• _Supplied text_
<<<<

My wife and I are considering naming our son after me and calling him EJ for Eric Junior.

What is the history of passing down the father's name to his son and is it considered pretentious today?

- Dad-to-be

Fifty years ago, no one would have even asked me this question. Boys named for their Dads were as common as meatloaf and green beans. A dad-to-be in 1959 knew that no one would second-guess his motives for giving his son his own name. How could anyone have a problem with tradition, family history, and an unbreakable bond spanning generations?

My, how times have changed! The culprit is our American emphasis on things new, daring, and individual. Parents today want to endow their offspring with an original, distinctive moniker that will inspire gasps of admiration and envy. So they have abandoned little Junior in favor of Brayden, Kayden, and Zayden. (How pretentious would they have sounded in a '50s schoolyard?)

Meanwhile expectant fathers, usually twenty- and thirty-somethings, have names like Jason, Kevin, and -- yes -- Eric. Not trendy and new, not so-out-they're-in; just familiar, solid, and maybe a little plain. So Juniors are becoming an endangered species, just a fraction as common as in past generations.

>>>>

• _Task data_
<<<<

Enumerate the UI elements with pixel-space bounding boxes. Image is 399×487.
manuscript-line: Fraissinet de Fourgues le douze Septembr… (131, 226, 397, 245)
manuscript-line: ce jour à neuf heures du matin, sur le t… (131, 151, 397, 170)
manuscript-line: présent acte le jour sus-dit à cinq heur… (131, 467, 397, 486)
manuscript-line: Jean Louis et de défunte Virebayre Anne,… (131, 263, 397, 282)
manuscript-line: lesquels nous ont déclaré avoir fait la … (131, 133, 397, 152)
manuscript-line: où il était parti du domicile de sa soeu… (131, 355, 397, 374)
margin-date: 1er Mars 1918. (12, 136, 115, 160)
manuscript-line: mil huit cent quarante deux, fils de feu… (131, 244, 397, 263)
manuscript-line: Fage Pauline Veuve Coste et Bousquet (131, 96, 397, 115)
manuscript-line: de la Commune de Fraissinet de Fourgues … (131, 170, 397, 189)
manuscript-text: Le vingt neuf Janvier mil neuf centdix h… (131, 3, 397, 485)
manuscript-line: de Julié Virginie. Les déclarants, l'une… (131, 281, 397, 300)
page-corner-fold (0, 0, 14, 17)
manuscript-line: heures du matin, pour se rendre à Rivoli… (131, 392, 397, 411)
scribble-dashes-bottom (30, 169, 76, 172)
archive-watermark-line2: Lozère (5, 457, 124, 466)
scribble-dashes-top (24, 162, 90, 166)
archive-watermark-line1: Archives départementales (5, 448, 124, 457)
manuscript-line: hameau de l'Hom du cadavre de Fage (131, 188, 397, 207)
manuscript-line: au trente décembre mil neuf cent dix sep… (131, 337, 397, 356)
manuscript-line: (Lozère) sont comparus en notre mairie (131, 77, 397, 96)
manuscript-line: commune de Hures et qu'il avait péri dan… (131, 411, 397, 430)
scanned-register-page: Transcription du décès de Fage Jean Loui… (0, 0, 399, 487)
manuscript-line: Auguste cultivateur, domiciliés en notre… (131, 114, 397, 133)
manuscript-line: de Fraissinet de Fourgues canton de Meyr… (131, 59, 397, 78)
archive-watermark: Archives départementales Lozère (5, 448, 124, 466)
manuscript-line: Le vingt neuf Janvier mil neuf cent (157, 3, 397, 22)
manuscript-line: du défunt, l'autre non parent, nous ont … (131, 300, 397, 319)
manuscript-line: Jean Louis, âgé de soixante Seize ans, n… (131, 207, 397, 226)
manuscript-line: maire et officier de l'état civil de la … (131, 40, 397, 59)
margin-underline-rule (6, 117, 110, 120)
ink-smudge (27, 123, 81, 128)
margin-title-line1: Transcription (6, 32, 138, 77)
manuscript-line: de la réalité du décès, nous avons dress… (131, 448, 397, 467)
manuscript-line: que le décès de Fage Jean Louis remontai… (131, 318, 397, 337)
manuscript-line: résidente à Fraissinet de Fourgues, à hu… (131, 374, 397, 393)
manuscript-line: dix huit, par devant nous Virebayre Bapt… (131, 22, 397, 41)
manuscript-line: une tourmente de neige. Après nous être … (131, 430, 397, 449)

>>>>

• _Requirement 1_
Swap "manuscript-line" for "handwritten-line" in the records, from their start through the line containing "manuscript-line: au trente", inclusive, and return only those lines with nothing else changed.
• _Requirement 2_
Can you pick up the piece on naming a son after his father and continue it from where it stops?
The records have no connection to the piece on naming a son after his father.

• _Written answer 1_
Enumerate the UI elements with pixel-space bounding boxes. Image is 399×487.
handwritten-line: Fraissinet de Fourgues le douze Septembr… (131, 226, 397, 245)
handwritten-line: ce jour à neuf heures du matin, sur le t… (131, 151, 397, 170)
handwritten-line: présent acte le jour sus-dit à cinq heur… (131, 467, 397, 486)
handwritten-line: Jean Louis et de défunte Virebayre Anne,… (131, 263, 397, 282)
handwritten-line: lesquels nous ont déclaré avoir fait la … (131, 133, 397, 152)
handwritten-line: où il était parti du domicile de sa soeu… (131, 355, 397, 374)
margin-date: 1er Mars 1918. (12, 136, 115, 160)
handwritten-line: mil huit cent quarante deux, fils de feu… (131, 244, 397, 263)
handwritten-line: Fage Pauline Veuve Coste et Bousquet (131, 96, 397, 115)
handwritten-line: de la Commune de Fraissinet de Fourgues … (131, 170, 397, 189)
manuscript-text: Le vingt neuf Janvier mil neuf centdix h… (131, 3, 397, 485)
handwritten-line: de Julié Virginie. Les déclarants, l'une… (131, 281, 397, 300)
page-corner-fold (0, 0, 14, 17)
handwritten-line: heures du matin, pour se rendre à Rivoli… (131, 392, 397, 411)
scribble-dashes-bottom (30, 169, 76, 172)
archive-watermark-line2: Lozère (5, 457, 124, 466)
scribble-dashes-top (24, 162, 90, 166)
archive-watermark-line1: Archives départementales (5, 448, 124, 457)
handwritten-line: hameau de l'Hom du cadavre de Fage (131, 188, 397, 207)
handwritten-line: au trente décembre mil neuf cent dix sep… (131, 337, 397, 356)

• _Written answer 2_
How's this for irony: In a sea of cookie-cutter "original, distinctive" names, your Junior is likely to be the only one in his kindergarten class. But more than symbolizing your freethinking inventiveness, your Junior's name will proclaim to the world his family connections. Little EJ's name says, "This is my dad. This is me. We're family." I can hardly think of a less pretentious statement than that.

One word of warning, though: A Junior has a unique naming status, and kids are absolute geniuses at sensing when parents are favoring their siblings. If you plan to have more kids, make sure they carry special family names too, boys and girls alike. (Because you're choosing Eric Jr. to to build family bonds, not to create a regal dynasty and one day look forward to Eric the VIII. Right?) And of course, prepare yourself for cases of mistaken identity -- in both directions.

But as long as you're cool with all that, naming a son after his father is a tradition with centuries of history behind it. Please, Junior away without fear.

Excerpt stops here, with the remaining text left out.